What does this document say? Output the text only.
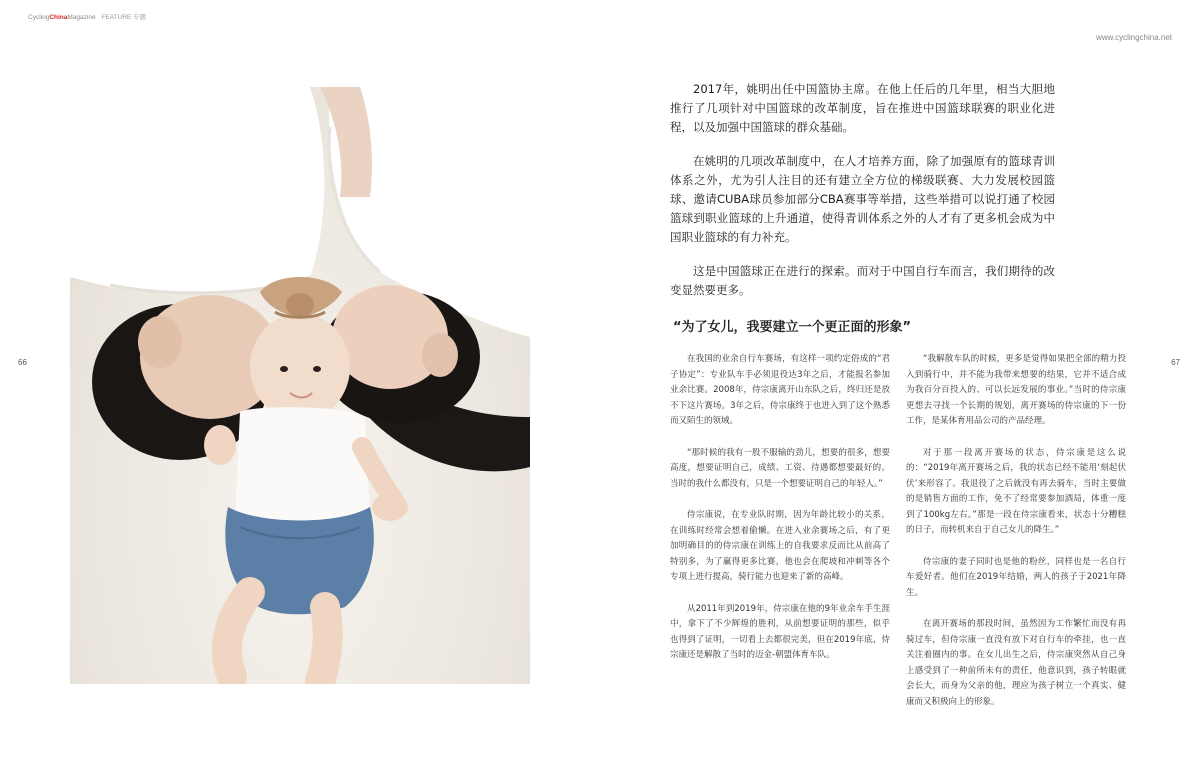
CyclingChinaMagazine FEATURE 专题
www.cyclingchina.net
66	67

2017年，姚明出任中国篮协主席。在他上任后的几年里，相当大胆地推行了几项针对中国篮球的改革制度，旨在推进中国篮球联赛的职业化进程，以及加强中国篮球的群众基础。

在姚明的几项改革制度中，在人才培养方面，除了加强原有的篮球青训体系之外，尤为引人注目的还有建立全方位的梯级联赛、大力发展校园篮球、邀请CUBA球员参加部分CBA赛事等举措，这些举措可以说打通了校园篮球到职业篮球的上升通道，使得青训体系之外的人才有了更多机会成为中国职业篮球的有力补充。

这是中国篮球正在进行的探索。而对于中国自行车而言，我们期待的改变显然要更多。

“为了女儿，我要建立一个更正面的形象”

在我国的业余自行车赛场，有这样一项约定俗成的“君子协定”：专业队车手必须退役达3年之后，才能报名参加业余比赛。2008年，侍宗康离开山东队之后，终归还是放不下这片赛场。3年之后，侍宗康终于也进入到了这个熟悉而又陌生的领域。

“那时候的我有一股不服输的劲儿，想要的很多，想要高度，想要证明自己，成绩、工资、待遇都想要最好的。当时的我什么都没有，只是一个想要证明自己的年轻人。”

侍宗康说，在专业队时期，因为年龄比较小的关系，在训练时经常会想着偷懒。在进入业余赛场之后，有了更加明确目的的侍宗康在训练上的自我要求反而比从前高了特别多，为了赢得更多比赛，他也会在爬坡和冲刺等各个专项上进行提高，骑行能力也迎来了新的高峰。

从2011年到2019年，侍宗康在他的9年业余车手生涯中，拿下了不少辉煌的胜利，从前想要证明的那些，似乎也得到了证明，一切看上去都很完美，但在2019年底，侍宗康还是解散了当时的迈金-朝盟体育车队。

“我解散车队的时候，更多是觉得如果把全部的精力投入到骑行中，并不能为我带来想要的结果，它并不适合成为我百分百投入的、可以长远发展的事业。”当时的侍宗康更想去寻找一个长期的规划，离开赛场的侍宗康的下一份工作，是某体育用品公司的产品经理。

对于那一段离开赛场的状态，侍宗康是这么说的：“2019年离开赛场之后，我的状态已经不能用‘刻起伏伏’来形容了。我退役了之后就没有再去骑车，当时主要做的是销售方面的工作，免不了经常要参加酒局，体重一度到了100kg左右。”那是一段在侍宗康看来，状态十分糟糕的日子，而转机来自于自己女儿的降生。”

侍宗康的妻子同时也是他的粉丝，同样也是一名自行车爱好者。他们在2019年结婚，两人的孩子于2021年降生。

在离开赛场的那段时间，虽然因为工作繁忙而没有再骑过车，但侍宗康一直没有放下对自行车的牵挂，也一直关注着圈内的事。在女儿出生之后，侍宗康突然从自己身上感受到了一种前所未有的责任，他意识到，孩子转眼就会长大，而身为父亲的他，理应为孩子树立一个真实、健康而又积极向上的形象。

···

Pictures are excluded; repeat every record exactly.

Solution to the problem
What does this document say? Output the text only.
CyclingChinaMagazine FEATURE 专题
www.cyclingchina.net
66	67

2017年，姚明出任中国篮协主席。在他上任后的几年里，相当大胆地推行了几项针对中国篮球的改革制度，旨在推进中国篮球联赛的职业化进程，以及加强中国篮球的群众基础。

在姚明的几项改革制度中，在人才培养方面，除了加强原有的篮球青训体系之外，尤为引人注目的还有建立全方位的梯级联赛、大力发展校园篮球、邀请CUBA球员参加部分CBA赛事等举措，这些举措可以说打通了校园篮球到职业篮球的上升通道，使得青训体系之外的人才有了更多机会成为中国职业篮球的有力补充。

这是中国篮球正在进行的探索。而对于中国自行车而言，我们期待的改变显然要更多。

“为了女儿，我要建立一个更正面的形象”

在我国的业余自行车赛场，有这样一项约定俗成的“君子协定”：专业队车手必须退役达3年之后，才能报名参加业余比赛。2008年，侍宗康离开山东队之后，终归还是放不下这片赛场。3年之后，侍宗康终于也进入到了这个熟悉而又陌生的领域。

“那时候的我有一股不服输的劲儿，想要的很多，想要高度，想要证明自己，成绩、工资、待遇都想要最好的。当时的我什么都没有，只是一个想要证明自己的年轻人。”

侍宗康说，在专业队时期，因为年龄比较小的关系，在训练时经常会想着偷懒。在进入业余赛场之后，有了更加明确目的的侍宗康在训练上的自我要求反而比从前高了特别多，为了赢得更多比赛，他也会在爬坡和冲刺等各个专项上进行提高，骑行能力也迎来了新的高峰。

从2011年到2019年，侍宗康在他的9年业余车手生涯中，拿下了不少辉煌的胜利，从前想要证明的那些，似乎也得到了证明，一切看上去都很完美，但在2019年底，侍宗康还是解散了当时的迈金-朝盟体育车队。

“我解散车队的时候，更多是觉得如果把全部的精力投入到骑行中，并不能为我带来想要的结果，它并不适合成为我百分百投入的、可以长远发展的事业。”当时的侍宗康更想去寻找一个长期的规划，离开赛场的侍宗康的下一份工作，是某体育用品公司的产品经理。

对于那一段离开赛场的状态，侍宗康是这么说的：“2019年离开赛场之后，我的状态已经不能用‘刻起伏伏’来形容了。我退役了之后就没有再去骑车，当时主要做的是销售方面的工作，免不了经常要参加酒局，体重一度到了100kg左右。”那是一段在侍宗康看来，状态十分糟糕的日子，而转机来自于自己女儿的降生。”

侍宗康的妻子同时也是他的粉丝，同样也是一名自行车爱好者。他们在2019年结婚，两人的孩子于2021年降生。

在离开赛场的那段时间，虽然因为工作繁忙而没有再骑过车，但侍宗康一直没有放下对自行车的牵挂，也一直关注着圈内的事。在女儿出生之后，侍宗康突然从自己身上感受到了一种前所未有的责任，他意识到，孩子转眼就会长大，而身为父亲的他，理应为孩子树立一个真实、健康而又积极向上的形象。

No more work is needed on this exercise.